Written instruction: Write the next part of the documentation page for the cutpoint R package, beginning right after its final line.

Page text:
============

Type: Package
Title: Estimate Cutpoints of Metric Variables in the Context of Cox Regression
Version: 1.0.0
Description: Estimate one or two cutpoints of a metric or ordinal-scaled variable in the multivariable context of survival data or time-to-event data. Visualise the cutpoint estimation process using contour plots, index plots, and spline plots. It is also possible to estimate cutpoints based on the assumption of a U-shaped or inverted U-shaped relationship between the predictor and the hazard ratio. Govindarajulu, U., and Tarpey, T. (2022) <doi:10.1080/02664763.2020.1846690>.
License: MIT + file LICENSE
Encoding: UTF-8
Language: en-GB
LazyData: true
Imports: graphics, magrittr, plotly, RcppAlgos, stats, survival, utils
RoxygenNote: 7.3.2
URL: https://github.com/jan-por/cutpoint
BugReports: https://github.com/jan-por/cutpoint/issues
Depends: R (≥ 3.5)
Suggests: testthat (≥ 3.0.0)
Config/testthat/edition: 3
NeedsCompilation: no
Packaged: 2025-05-08 16:09:54 UTC; janpo
Author: Jan Porthun ORCID iD [aut, cre, cph]
Maintainer: Jan Porthun <jan.porthun@ntnu.no>
Repository: CRAN
Date/Publication: 2025-05-09 15:20:09 UTC

cutpoint: Estimate Cutpoints of Metric Variables in the Context of Cox Regression

Description

logo

Estimate one or two cutpoints of a metric or ordinal-scaled variable in the multivariable context of survival data or time-to-event data. Visualise the cutpoint estimation process using contour plots, index plots, and spline plots. It is also possible to estimate cutpoints based on the assumption of a U-shaped or inverted U-shaped relationship between the predictor and the hazard ratio. Govindarajulu, U., and Tarpey, T. (2022) doi:10.1080/02664763.2020.1846690.

Author(s)

Maintainer: Jan Porthun jan.porthun@ntnu.no (ORCID) [copyright holder]

See Also

Useful links:


Pipe operator

Description

See magrittr::%>% for details.

Usage

lhs %>% rhs

Arguments

lhs

A value or the magrittr placeholder.

rhs

A function call using the magrittr semantics.

Value

The result of calling rhs(lhs).

============

Layout annotation data:
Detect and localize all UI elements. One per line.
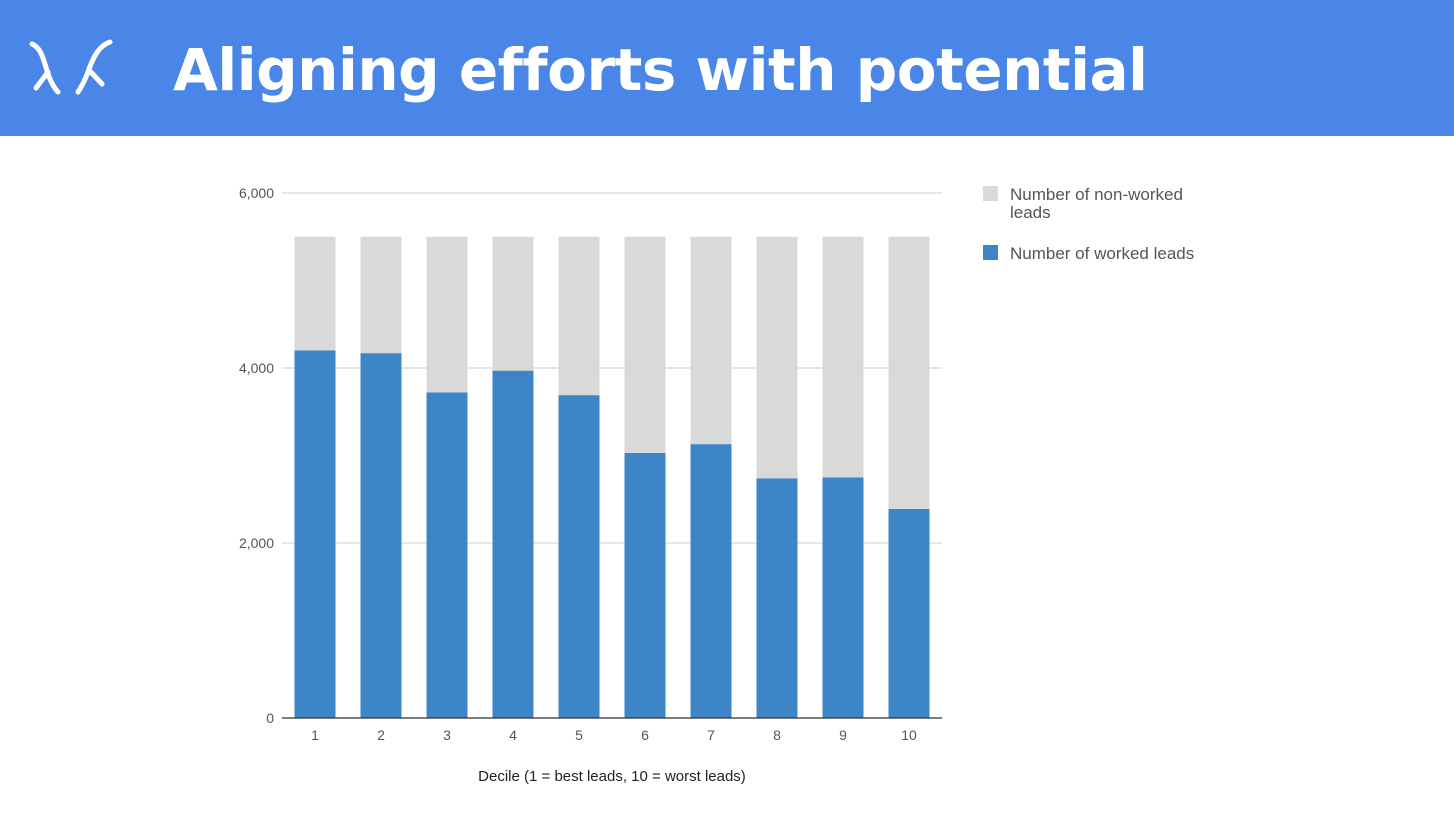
bar-worked-leads (624, 452, 666, 718)
bar-non-worked-leads (294, 236, 336, 351)
bar-worked-leads (426, 392, 468, 718)
bar-worked-leads (690, 444, 732, 718)
x-tick-label: 8 (773, 727, 781, 743)
bars (294, 236, 930, 718)
legend-label: Number of worked leads (1010, 244, 1194, 263)
x-axis-ticks: 1 2 3 4 5 6 7 8 9 10 (311, 727, 917, 743)
x-tick-label: 3 (443, 727, 451, 743)
bar-worked-leads (756, 478, 798, 718)
legend-swatch (983, 186, 998, 201)
x-axis-title: Decile (1 = best leads, 10 = worst leads… (478, 768, 746, 785)
antlers-logo-icon (29, 39, 113, 95)
y-tick-label: 0 (266, 710, 274, 726)
y-tick-label: 6,000 (239, 185, 274, 201)
y-tick-label: 4,000 (239, 360, 274, 376)
bar-worked-leads (558, 395, 600, 718)
bar-non-worked-leads (360, 236, 402, 354)
bar-non-worked-leads (690, 236, 732, 445)
bar-non-worked-leads (822, 236, 864, 478)
y-axis-ticks: 0 2,000 4,000 6,000 (239, 185, 274, 726)
x-tick-label: 6 (641, 727, 649, 743)
bar-non-worked-leads (888, 236, 930, 509)
x-tick-label: 4 (509, 727, 517, 743)
x-tick-label: 7 (707, 727, 715, 743)
bar-worked-leads (294, 350, 336, 718)
bar-worked-leads (360, 353, 402, 718)
x-tick-label: 2 (377, 727, 385, 743)
header-banner: Aligning efforts with potential (0, 0, 1454, 136)
legend-label: leads (1010, 203, 1051, 222)
bar-non-worked-leads (492, 236, 534, 371)
legend-label: Number of non-worked (1010, 185, 1183, 204)
bar-non-worked-leads (426, 236, 468, 393)
bar-non-worked-leads (558, 236, 600, 396)
bar-worked-leads (822, 477, 864, 718)
x-tick-label: 5 (575, 727, 583, 743)
bar-non-worked-leads (756, 236, 798, 479)
legend-swatch (983, 245, 998, 260)
y-tick-label: 2,000 (239, 535, 274, 551)
bar-worked-leads (888, 508, 930, 718)
bar-non-worked-leads (624, 236, 666, 453)
x-tick-label: 9 (839, 727, 847, 743)
x-tick-label: 1 (311, 727, 319, 743)
page-title: Aligning efforts with potential (173, 36, 1148, 104)
x-tick-label: 10 (901, 727, 917, 743)
bar-worked-leads (492, 370, 534, 718)
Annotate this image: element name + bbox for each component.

============

Expected answer:
Estimate cutpoints in a multivariable setting for survival data

Description

One or two cutpoints of a metric variable are estimated using either the AIC (Akaike Information Criterion) or the LRT (Likelihood-Ratio Test statistic) within a multivariable Cox proportional hazards model. These cutpoints are used to create two or three groups with different survival probabilities.

The cutpoints are estimated by dichotomising the variable of interest, which is then incorporated into the Cox regression model. The cutpoint of this variable is the value at which the AIC reaches its lowest value or the LRT statistic achieves its maximum for the corresponding Cox-regression model.

This process occurs within a multivariable framework, as other covariates and/or factors are considered during the search for the cutpoints. Cutpoints can also be estimated when the variable of interest shows a U-shaped or inverse U-shaped relationship to the hazard ratio of time-to-event data. The argument symtail facilitates the estimation of two cutpoints, ensuring that the two outer tails represent groups of equal size.

Usage

cp_est(
  cpvarname,
  time = "time",
  event = "event",
  covariates = NULL,
  data = data,
  nb_of_cp = 1,
  bandwith = 0.1,
  est_type = "AIC",
  cpvar_strata = FALSE,
  ushape = FALSE,
  symtails = FALSE,
  dp = 2,
  plot_splines = TRUE,
  all_splines = TRUE,
  print_res = TRUE,
  verbose = TRUE
)

Arguments

cpvarname

character, the name of the variable for which the cutpoints are estimated.

time

character, this is the follow-up time.

event

character, the status indicator, normally 0=no event, 1=event

covariates

character vector with the names of the covariates and/ or factors. If no covariates are used, set covariates = NULL.

data

a data.frame, contains the following variables:

  • variable which is dichotomized

  • follow-up time

  • event (status indicator)

  • covariates and/or cofactors

nb_of_cp

numeric, number of cutpoints to be estimated (1 or 2). The default is: nb_of_cp = 1. The other option is nb_of_cp = 2.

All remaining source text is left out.